_Exercise aim_: Pull out all lines from the listing below in which the word "effect" appears.

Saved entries
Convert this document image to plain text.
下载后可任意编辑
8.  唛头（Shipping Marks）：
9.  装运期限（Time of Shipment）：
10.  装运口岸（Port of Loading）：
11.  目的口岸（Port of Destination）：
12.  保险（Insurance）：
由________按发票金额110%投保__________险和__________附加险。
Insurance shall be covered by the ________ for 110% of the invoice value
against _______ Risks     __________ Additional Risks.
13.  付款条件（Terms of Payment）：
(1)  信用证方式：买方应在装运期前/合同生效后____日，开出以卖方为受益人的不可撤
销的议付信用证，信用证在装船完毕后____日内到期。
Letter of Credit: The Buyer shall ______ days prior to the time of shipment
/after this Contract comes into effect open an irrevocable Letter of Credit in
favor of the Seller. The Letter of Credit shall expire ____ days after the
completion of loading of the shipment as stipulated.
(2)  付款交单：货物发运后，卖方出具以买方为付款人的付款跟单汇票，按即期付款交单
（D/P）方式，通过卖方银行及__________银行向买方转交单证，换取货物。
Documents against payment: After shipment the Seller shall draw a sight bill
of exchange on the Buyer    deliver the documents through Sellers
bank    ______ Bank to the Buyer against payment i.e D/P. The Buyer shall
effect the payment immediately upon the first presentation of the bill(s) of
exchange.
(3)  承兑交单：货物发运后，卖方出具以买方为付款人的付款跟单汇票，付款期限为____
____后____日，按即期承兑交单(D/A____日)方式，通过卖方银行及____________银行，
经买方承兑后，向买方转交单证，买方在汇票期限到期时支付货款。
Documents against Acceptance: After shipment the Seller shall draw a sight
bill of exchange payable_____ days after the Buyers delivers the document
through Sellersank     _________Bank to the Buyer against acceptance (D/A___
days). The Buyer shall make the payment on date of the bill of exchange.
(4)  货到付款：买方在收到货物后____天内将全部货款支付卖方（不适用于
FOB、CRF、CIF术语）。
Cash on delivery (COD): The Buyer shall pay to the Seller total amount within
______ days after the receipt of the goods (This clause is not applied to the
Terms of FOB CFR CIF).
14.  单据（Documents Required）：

_Completed exercise_:
/after this Contract comes into effect open an irrevocable Letter of Credit in
effect the payment immediately upon the first presentation of the bill(s) of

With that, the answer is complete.